_Teks Sumber:_
05 Maret 2009

Pendidikan Tinggi - Ingin Kuliah, Kok, Rumit Sekali?

Oleh Indira Permanasari

Kamis, 5 Maret 2009 :: Sejumlah murid kelas XII SMA 1 Rongkop, Kabupaten Gunung Kidul, Daerah Istimewa Yogyakarta, bingung. Mereka sama sekali tidak tahu bagaimana cara mendaftar ke perguruan tinggi negeri secara online.

 Di sekolah kami tidak ada internet. Warung internet terdekat jaraknya 30 kilometer," kata Febrina Sulistyo Rini (18), siswa sekolah tersebut.

 Bukan cuma dia yang mengeluh demikian. Teman-temannya mengeluhkan hal serupa. Terbatasnya akses internet menjadi kendala utama mereka mengikuti perkembangan informasi soal perguruan tinggi negeri.

 "Jangankan internet, komputer pun tak ada," kata Wakil Kepala Sekolah Bidang Kurikulum SMA I Rongkop Ekwantoro.

 Informasi tentang perguruan tinggi negeri hanya diperoleh dari brosur-brosur yang terkadang sudah kedaluwarsa. Akibatnya, sangat sedikit siswa yang berhasil menembus ke perguruan tinggi negeri.

_Tugas Latihan:_
(1) Ringkaslah paragraf pada teks sumber yang diawali dengan "Informasi tentang perguruan tinggi negeri" menjadi satu kalimat tanpa menghilangkan fakta utamanya.
(2) Teruskan artikel tentang sulitnya siswa SMA 1 Rongkop mendaftar ke perguruan tinggi negeri, mulai dari sesudah kalimat terakhirnya.

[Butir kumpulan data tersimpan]
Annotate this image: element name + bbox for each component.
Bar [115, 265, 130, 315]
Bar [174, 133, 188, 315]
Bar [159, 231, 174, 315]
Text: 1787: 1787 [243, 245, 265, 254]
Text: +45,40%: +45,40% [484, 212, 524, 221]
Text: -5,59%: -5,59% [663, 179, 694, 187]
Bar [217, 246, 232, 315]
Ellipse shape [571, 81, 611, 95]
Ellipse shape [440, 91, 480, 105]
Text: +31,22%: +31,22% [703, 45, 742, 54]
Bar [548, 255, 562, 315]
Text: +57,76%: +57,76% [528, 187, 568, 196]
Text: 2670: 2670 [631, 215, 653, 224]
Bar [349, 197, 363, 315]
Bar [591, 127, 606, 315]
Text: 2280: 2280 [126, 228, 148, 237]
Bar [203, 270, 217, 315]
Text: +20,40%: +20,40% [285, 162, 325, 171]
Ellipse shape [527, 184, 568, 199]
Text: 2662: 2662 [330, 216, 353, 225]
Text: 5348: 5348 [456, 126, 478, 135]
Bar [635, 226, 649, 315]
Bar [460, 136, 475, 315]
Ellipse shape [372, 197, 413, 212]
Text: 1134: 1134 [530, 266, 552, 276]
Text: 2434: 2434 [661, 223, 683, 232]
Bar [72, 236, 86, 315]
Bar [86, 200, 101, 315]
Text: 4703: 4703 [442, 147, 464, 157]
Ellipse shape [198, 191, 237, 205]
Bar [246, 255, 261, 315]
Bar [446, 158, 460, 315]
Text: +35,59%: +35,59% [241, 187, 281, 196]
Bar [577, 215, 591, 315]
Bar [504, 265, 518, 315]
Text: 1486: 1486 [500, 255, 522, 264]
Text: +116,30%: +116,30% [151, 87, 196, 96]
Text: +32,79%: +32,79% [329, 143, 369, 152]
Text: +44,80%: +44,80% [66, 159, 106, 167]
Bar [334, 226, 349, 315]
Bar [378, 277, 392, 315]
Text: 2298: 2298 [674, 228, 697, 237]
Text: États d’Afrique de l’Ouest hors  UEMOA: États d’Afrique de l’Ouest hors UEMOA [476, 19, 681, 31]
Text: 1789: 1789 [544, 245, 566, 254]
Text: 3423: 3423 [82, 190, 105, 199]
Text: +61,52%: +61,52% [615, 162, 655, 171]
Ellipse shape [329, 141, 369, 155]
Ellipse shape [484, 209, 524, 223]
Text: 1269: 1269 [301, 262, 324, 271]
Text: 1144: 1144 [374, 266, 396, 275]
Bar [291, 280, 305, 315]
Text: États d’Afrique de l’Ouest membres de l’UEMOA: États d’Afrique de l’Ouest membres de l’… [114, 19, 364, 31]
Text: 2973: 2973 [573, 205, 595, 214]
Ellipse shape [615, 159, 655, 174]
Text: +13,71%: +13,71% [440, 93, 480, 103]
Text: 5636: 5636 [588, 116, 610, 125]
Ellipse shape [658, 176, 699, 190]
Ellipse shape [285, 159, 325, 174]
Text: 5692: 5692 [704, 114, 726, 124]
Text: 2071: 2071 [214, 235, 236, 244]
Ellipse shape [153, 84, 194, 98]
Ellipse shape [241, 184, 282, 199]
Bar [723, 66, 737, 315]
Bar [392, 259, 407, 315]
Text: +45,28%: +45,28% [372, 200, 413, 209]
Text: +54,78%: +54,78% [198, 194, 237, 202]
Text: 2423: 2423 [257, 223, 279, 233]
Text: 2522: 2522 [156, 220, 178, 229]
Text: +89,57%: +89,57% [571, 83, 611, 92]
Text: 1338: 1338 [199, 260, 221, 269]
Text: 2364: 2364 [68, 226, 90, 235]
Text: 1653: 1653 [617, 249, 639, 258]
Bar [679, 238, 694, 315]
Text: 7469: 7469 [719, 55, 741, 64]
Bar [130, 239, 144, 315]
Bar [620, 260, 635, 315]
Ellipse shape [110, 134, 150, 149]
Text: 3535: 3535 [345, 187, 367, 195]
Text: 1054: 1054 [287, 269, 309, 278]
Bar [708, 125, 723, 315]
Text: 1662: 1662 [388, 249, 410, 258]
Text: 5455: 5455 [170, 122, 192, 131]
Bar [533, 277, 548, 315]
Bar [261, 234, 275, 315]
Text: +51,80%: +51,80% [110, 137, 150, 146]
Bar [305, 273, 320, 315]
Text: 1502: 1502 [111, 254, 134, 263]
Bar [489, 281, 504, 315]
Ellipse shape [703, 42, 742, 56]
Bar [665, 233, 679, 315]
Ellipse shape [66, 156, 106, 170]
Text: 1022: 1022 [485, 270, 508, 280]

_Jawaban Tugas:_
(1) Karena informasi tentang perguruan tinggi negeri hanya diperoleh dari brosur yang terkadang sudah kedaluwarsa, sangat sedikit siswa yang berhasil menembus perguruan tinggi negeri.

(2)
 Siswa yang kebanyakan anak buruh tani tidak berani mendaftar ke perguruan tinggi swasta yang biayanya sangat mahal. "Jangankan ke PTS mahal, uang SPP Rp 44.000 per bulan saja banyak yang menunggak," kata Ekwantoro.

 Kondisi serupa dialami murid-murid SMA 1 Patuk, Yogyakarta. "Hanya 15 persen murid yang berniat melanjutkan pendidikan ke perguruan tinggi negeri," kata Kepala SMA Patuk Bambang Purwadi.

 Terbatasnya informasi soal perguruan tinggi negeri juga dirasakan siswa-siswa SMK Pawiyatan Dhaha, Kota Kediri, Jawa Timur. "Di sekolah kami hanya ada tiga komputer sehingga harus digunakan secara bergantian," ujar Wiji Rahayu, siswi SMK tersebut. "Ingin juga kuliah di negeri, tetapi rumit ya...," ujarnya.

Lebih aktif

 Meski pendaftaran secara online bagi sejumlah siswa membingungkan, hal itu bagi siswa yang akrab dengan internet justru sangat menguntungkan. Siswa SMA Negeri 1 Kediri, misalnya, merasa sangat diuntungkan dengan pendaftaran melalui internet.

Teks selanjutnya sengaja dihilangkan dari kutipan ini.